# PROVIDED DATA:
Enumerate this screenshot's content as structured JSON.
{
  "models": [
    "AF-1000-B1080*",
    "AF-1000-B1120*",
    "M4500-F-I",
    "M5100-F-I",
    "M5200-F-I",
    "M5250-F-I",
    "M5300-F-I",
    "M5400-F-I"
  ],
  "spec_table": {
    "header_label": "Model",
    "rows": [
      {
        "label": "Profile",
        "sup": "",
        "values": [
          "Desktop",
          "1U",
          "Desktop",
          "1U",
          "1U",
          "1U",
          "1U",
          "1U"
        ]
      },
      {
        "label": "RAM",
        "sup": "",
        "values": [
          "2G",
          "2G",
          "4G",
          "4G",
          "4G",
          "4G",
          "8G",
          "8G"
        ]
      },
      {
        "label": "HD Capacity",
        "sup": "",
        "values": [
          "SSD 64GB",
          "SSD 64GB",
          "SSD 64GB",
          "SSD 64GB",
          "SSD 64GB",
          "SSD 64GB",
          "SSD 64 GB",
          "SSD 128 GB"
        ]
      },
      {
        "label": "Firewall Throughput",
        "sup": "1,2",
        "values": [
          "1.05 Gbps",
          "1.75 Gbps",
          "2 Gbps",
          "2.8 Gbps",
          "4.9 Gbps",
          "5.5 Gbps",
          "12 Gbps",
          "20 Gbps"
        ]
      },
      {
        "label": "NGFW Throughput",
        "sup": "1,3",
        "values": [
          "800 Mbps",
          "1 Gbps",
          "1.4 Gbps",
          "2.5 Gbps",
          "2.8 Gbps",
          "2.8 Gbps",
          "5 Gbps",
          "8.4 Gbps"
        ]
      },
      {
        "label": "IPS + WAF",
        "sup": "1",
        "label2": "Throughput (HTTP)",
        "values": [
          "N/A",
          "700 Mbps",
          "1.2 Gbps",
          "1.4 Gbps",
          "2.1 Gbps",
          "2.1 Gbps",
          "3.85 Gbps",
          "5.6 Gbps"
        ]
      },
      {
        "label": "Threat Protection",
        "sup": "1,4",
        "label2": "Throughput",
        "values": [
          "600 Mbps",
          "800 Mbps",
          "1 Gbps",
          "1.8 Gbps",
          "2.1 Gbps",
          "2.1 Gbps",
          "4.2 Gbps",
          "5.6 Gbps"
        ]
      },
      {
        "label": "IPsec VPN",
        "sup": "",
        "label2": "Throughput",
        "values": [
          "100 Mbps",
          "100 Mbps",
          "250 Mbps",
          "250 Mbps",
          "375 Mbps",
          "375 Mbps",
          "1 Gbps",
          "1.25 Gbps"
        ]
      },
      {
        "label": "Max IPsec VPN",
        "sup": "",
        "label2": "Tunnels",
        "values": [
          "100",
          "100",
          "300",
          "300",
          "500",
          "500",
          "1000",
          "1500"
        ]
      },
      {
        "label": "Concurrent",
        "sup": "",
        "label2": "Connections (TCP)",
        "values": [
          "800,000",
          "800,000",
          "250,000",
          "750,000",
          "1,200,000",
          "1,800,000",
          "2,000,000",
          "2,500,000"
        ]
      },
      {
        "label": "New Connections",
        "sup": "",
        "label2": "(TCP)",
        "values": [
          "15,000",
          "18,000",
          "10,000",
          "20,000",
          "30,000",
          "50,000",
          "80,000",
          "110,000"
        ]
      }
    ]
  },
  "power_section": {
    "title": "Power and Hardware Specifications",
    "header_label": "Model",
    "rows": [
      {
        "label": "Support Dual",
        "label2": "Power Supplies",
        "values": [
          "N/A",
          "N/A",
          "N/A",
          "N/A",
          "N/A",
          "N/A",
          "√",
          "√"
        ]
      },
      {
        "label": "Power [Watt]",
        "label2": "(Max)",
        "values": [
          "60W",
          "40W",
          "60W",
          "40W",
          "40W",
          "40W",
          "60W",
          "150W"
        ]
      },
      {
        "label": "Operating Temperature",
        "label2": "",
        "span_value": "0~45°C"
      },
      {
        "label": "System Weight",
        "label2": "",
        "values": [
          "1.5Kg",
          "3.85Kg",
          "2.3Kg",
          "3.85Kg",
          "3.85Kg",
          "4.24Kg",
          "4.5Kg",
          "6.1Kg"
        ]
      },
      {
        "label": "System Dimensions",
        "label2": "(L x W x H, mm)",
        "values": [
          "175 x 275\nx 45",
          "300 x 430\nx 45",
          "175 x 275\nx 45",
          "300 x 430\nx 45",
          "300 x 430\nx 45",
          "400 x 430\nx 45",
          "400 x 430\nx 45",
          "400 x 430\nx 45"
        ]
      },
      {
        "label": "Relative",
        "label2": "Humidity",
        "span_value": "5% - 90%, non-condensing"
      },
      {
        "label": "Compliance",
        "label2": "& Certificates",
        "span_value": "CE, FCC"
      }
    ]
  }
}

# GIVEN TASK:
Reproduce the entries above exactly.

# RESPONSE:
Enumerate this screenshot's content as structured JSON.
{
  "models": [
    "AF-1000-B1080*",
    "AF-1000-B1120*",
    "M4500-F-I",
    "M5100-F-I",
    "M5200-F-I",
    "M5250-F-I",
    "M5300-F-I",
    "M5400-F-I"
  ],
  "spec_table": {
    "header_label": "Model",
    "rows": [
      {
        "label": "Profile",
        "sup": "",
        "values": [
          "Desktop",
          "1U",
          "Desktop",
          "1U",
          "1U",
          "1U",
          "1U",
          "1U"
        ]
      },
      {
        "label": "RAM",
        "sup": "",
        "values": [
          "2G",
          "2G",
          "4G",
          "4G",
          "4G",
          "4G",
          "8G",
          "8G"
        ]
      },
      {
        "label": "HD Capacity",
        "sup": "",
        "values": [
          "SSD 64GB",
          "SSD 64GB",
          "SSD 64GB",
          "SSD 64GB",
          "SSD 64GB",
          "SSD 64GB",
          "SSD 64 GB",
          "SSD 128 GB"
        ]
      },
      {
        "label": "Firewall Throughput",
        "sup": "1,2",
        "values": [
          "1.05 Gbps",
          "1.75 Gbps",
          "2 Gbps",
          "2.8 Gbps",
          "4.9 Gbps",
          "5.5 Gbps",
          "12 Gbps",
          "20 Gbps"
        ]
      },
      {
        "label": "NGFW Throughput",
        "sup": "1,3",
        "values": [
          "800 Mbps",
          "1 Gbps",
          "1.4 Gbps",
          "2.5 Gbps",
          "2.8 Gbps",
          "2.8 Gbps",
          "5 Gbps",
          "8.4 Gbps"
        ]
      },
      {
        "label": "IPS + WAF",
        "sup": "1",
        "label2": "Throughput (HTTP)",
        "values": [
          "N/A",
          "700 Mbps",
          "1.2 Gbps",
          "1.4 Gbps",
          "2.1 Gbps",
          "2.1 Gbps",
          "3.85 Gbps",
          "5.6 Gbps"
        ]
      },
      {
        "label": "Threat Protection",
        "sup": "1,4",
        "label2": "Throughput",
        "values": [
          "600 Mbps",
          "800 Mbps",
          "1 Gbps",
          "1.8 Gbps",
          "2.1 Gbps",
          "2.1 Gbps",
          "4.2 Gbps",
          "5.6 Gbps"
        ]
      },
      {
        "label": "IPsec VPN",
        "sup": "",
        "label2": "Throughput",
        "values": [
          "100 Mbps",
          "100 Mbps",
          "250 Mbps",
          "250 Mbps",
          "375 Mbps",
          "375 Mbps",
          "1 Gbps",
          "1.25 Gbps"
        ]
      },
      {
        "label": "Max IPsec VPN",
        "sup": "",
        "label2": "Tunnels",
        "values": [
          "100",
          "100",
          "300",
          "300",
          "500",
          "500",
          "1000",
          "1500"
        ]
      },
      {
        "label": "Concurrent",
        "sup": "",
        "label2": "Connections (TCP)",
        "values": [
          "800,000",
          "800,000",
          "250,000",
          "750,000",
          "1,200,000",
          "1,800,000",
          "2,000,000",
          "2,500,000"
        ]
      },
      {
        "label": "New Connections",
        "sup": "",
        "label2": "(TCP)",
        "values": [
          "15,000",
          "18,000",
          "10,000",
          "20,000",
          "30,000",
          "50,000",
          "80,000",
          "110,000"
        ]
      }
    ]
  },
  "power_section": {
    "title": "Power and Hardware Specifications",
    "header_label": "Model",
    "rows": [
      {
        "label": "Support Dual",
        "label2": "Power Supplies",
        "values": [
          "N/A",
          "N/A",
          "N/A",
          "N/A",
          "N/A",
          "N/A",
          "√",
          "√"
        ]
      },
      {
        "label": "Power [Watt]",
        "label2": "(Max)",
        "values": [
          "60W",
          "40W",
          "60W",
          "40W",
          "40W",
          "40W",
          "60W",
          "150W"
        ]
      },
      {
        "label": "Operating Temperature",
        "label2": "",
        "span_value": "0~45°C"
      },
      {
        "label": "System Weight",
        "label2": "",
        "values": [
          "1.5Kg",
          "3.85Kg",
          "2.3Kg",
          "3.85Kg",
          "3.85Kg",
          "4.24Kg",
          "4.5Kg",
          "6.1Kg"
        ]
      },
      {
        "label": "System Dimensions",
        "label2": "(L x W x H, mm)",
        "values": [
          "175 x 275\nx 45",
          "300 x 430\nx 45",
          "175 x 275\nx 45",
          "300 x 430\nx 45",
          "300 x 430\nx 45",
          "400 x 430\nx 45",
          "400 x 430\nx 45",
          "400 x 430\nx 45"
        ]
      },
      {
        "label": "Relative",
        "label2": "Humidity",
        "span_value": "5% - 90%, non-condensing"
      },
      {
        "label": "Compliance",
        "label2": "& Certificates",
        "span_value": "CE, FCC"
      }
    ]
  }
}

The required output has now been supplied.